--- SHORT TASK ---
Would you return the complete listing below word for word?
----- INPUT DATA
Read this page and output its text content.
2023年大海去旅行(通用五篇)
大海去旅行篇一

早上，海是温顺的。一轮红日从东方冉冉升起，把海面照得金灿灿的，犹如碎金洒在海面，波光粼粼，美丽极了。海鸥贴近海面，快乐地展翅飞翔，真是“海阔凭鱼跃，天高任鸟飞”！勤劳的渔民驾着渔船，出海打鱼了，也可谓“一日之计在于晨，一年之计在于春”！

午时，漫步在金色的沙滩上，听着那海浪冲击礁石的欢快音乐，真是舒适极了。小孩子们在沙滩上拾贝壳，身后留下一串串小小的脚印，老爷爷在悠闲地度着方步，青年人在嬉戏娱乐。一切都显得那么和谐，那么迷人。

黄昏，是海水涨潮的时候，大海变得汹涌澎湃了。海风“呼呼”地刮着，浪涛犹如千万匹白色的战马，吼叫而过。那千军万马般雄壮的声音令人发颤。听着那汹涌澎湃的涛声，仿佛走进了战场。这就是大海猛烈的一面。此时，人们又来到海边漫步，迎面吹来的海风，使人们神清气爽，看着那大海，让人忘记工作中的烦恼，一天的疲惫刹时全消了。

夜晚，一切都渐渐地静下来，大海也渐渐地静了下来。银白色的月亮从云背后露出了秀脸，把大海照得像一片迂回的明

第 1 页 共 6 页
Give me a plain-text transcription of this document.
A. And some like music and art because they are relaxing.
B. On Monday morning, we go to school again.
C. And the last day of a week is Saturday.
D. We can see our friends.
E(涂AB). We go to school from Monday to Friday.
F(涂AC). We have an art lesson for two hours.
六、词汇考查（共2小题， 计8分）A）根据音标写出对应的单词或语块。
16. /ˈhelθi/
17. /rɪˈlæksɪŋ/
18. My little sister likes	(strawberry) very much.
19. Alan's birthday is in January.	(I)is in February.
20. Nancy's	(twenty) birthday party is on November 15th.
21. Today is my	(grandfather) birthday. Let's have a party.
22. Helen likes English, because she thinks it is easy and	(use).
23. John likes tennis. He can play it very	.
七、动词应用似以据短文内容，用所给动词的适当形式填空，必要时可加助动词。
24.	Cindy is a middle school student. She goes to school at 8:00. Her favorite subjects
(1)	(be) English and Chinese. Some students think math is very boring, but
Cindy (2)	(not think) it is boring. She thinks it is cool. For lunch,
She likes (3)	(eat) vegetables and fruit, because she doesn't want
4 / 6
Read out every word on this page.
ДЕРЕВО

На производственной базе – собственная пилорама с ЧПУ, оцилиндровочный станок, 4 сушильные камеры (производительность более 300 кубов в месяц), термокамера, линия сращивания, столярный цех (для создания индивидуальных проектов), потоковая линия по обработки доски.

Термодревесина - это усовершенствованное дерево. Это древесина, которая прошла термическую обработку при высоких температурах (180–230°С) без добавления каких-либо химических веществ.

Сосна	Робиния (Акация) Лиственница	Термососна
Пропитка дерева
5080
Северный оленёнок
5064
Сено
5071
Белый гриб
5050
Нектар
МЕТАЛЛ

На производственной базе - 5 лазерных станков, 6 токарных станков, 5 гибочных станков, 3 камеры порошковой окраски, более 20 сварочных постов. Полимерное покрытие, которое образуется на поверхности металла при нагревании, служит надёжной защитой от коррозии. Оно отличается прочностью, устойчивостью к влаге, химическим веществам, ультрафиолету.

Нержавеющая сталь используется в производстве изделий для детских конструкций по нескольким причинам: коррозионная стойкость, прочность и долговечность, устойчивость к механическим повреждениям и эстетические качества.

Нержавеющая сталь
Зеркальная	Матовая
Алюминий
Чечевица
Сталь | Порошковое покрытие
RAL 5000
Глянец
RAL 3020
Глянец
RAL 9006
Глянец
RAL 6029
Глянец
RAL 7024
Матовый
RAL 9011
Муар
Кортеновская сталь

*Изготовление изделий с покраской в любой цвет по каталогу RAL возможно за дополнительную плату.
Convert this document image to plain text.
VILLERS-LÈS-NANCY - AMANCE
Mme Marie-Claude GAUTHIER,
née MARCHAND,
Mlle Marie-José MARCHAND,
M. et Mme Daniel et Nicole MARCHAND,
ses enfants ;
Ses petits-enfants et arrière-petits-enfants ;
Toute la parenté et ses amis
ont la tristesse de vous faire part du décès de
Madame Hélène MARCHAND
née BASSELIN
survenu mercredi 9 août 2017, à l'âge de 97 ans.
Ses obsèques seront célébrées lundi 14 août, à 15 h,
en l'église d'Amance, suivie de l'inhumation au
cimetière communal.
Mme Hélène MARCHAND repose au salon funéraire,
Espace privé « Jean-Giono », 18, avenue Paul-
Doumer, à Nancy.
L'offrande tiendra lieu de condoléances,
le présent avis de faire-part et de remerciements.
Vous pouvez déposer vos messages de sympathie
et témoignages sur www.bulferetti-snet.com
----------
--- ANSWER TO THE PROBLEM ---
Read this page and output its text content.
2023年大海去旅行(通用五篇)
大海去旅行篇一

早上，海是温顺的。一轮红日从东方冉冉升起，把海面照得金灿灿的，犹如碎金洒在海面，波光粼粼，美丽极了。海鸥贴近海面，快乐地展翅飞翔，真是“海阔凭鱼跃，天高任鸟飞”！勤劳的渔民驾着渔船，出海打鱼了，也可谓“一日之计在于晨，一年之计在于春”！

午时，漫步在金色的沙滩上，听着那海浪冲击礁石的欢快音乐，真是舒适极了。小孩子们在沙滩上拾贝壳，身后留下一串串小小的脚印，老爷爷在悠闲地度着方步，青年人在嬉戏娱乐。一切都显得那么和谐，那么迷人。

黄昏，是海水涨潮的时候，大海变得汹涌澎湃了。海风“呼呼”地刮着，浪涛犹如千万匹白色的战马，吼叫而过。那千军万马般雄壮的声音令人发颤。听着那汹涌澎湃的涛声，仿佛走进了战场。这就是大海猛烈的一面。此时，人们又来到海边漫步，迎面吹来的海风，使人们神清气爽，看着那大海，让人忘记工作中的烦恼，一天的疲惫刹时全消了。

夜晚，一切都渐渐地静下来，大海也渐渐地静了下来。银白色的月亮从云背后露出了秀脸，把大海照得像一片迂回的明

第 1 页 共 6 页
Give me a plain-text transcription of this document.
A. And some like music and art because they are relaxing.
B. On Monday morning, we go to school again.
C. And the last day of a week is Saturday.
D. We can see our friends.
E(涂AB). We go to school from Monday to Friday.
F(涂AC). We have an art lesson for two hours.
六、词汇考查（共2小题， 计8分）A）根据音标写出对应的单词或语块。
16. /ˈhelθi/
17. /rɪˈlæksɪŋ/
18. My little sister likes	(strawberry) very much.
19. Alan's birthday is in January.	(I)is in February.
20. Nancy's	(twenty) birthday party is on November 15th.
21. Today is my	(grandfather) birthday. Let's have a party.
22. Helen likes English, because she thinks it is easy and	(use).
23. John likes tennis. He can play it very	.
七、动词应用似以据短文内容，用所给动词的适当形式填空，必要时可加助动词。
24.	Cindy is a middle school student. She goes to school at 8:00. Her favorite subjects
(1)	(be) English and Chinese. Some students think math is very boring, but
Cindy (2)	(not think) it is boring. She thinks it is cool. For lunch,
She likes (3)	(eat) vegetables and fruit, because she doesn't want
4 / 6
Read out every word on this page.
ДЕРЕВО

На производственной базе – собственная пилорама с ЧПУ, оцилиндровочный станок, 4 сушильные камеры (производительность более 300 кубов в месяц), термокамера, линия сращивания, столярный цех (для создания индивидуальных проектов), потоковая линия по обработки доски.

Термодревесина - это усовершенствованное дерево. Это древесина, которая прошла термическую обработку при высоких температурах (180–230°С) без добавления каких-либо химических веществ.

Сосна	Робиния (Акация) Лиственница	Термососна
Пропитка дерева
5080
Северный оленёнок
5064
Сено
5071
Белый гриб
5050
Нектар
МЕТАЛЛ

На производственной базе - 5 лазерных станков, 6 токарных станков, 5 гибочных станков, 3 камеры порошковой окраски, более 20 сварочных постов. Полимерное покрытие, которое образуется на поверхности металла при нагревании, служит надёжной защитой от коррозии. Оно отличается прочностью, устойчивостью к влаге, химическим веществам, ультрафиолету.

Нержавеющая сталь используется в производстве изделий для детских конструкций по нескольким причинам: коррозионная стойкость, прочность и долговечность, устойчивость к механическим повреждениям и эстетические качества.

Нержавеющая сталь
Зеркальная	Матовая
Алюминий
Чечевица
Сталь | Порошковое покрытие
RAL 5000
Глянец
RAL 3020
Глянец
RAL 9006
Глянец
RAL 6029
Глянец
RAL 7024
Матовый
RAL 9011
Муар
Кортеновская сталь

*Изготовление изделий с покраской в любой цвет по каталогу RAL возможно за дополнительную плату.
Convert this document image to plain text.
VILLERS-LÈS-NANCY - AMANCE
Mme Marie-Claude GAUTHIER,
née MARCHAND,
Mlle Marie-José MARCHAND,
M. et Mme Daniel et Nicole MARCHAND,
ses enfants ;
Ses petits-enfants et arrière-petits-enfants ;
Toute la parenté et ses amis
ont la tristesse de vous faire part du décès de
Madame Hélène MARCHAND
née BASSELIN
survenu mercredi 9 août 2017, à l'âge de 97 ans.
Ses obsèques seront célébrées lundi 14 août, à 15 h,
en l'église d'Amance, suivie de l'inhumation au
cimetière communal.
Mme Hélène MARCHAND repose au salon funéraire,
Espace privé « Jean-Giono », 18, avenue Paul-
Doumer, à Nancy.
L'offrande tiendra lieu de condoléances,
le présent avis de faire-part et de remerciements.
Vous pouvez déposer vos messages de sympathie
et témoignages sur www.bulferetti-snet.com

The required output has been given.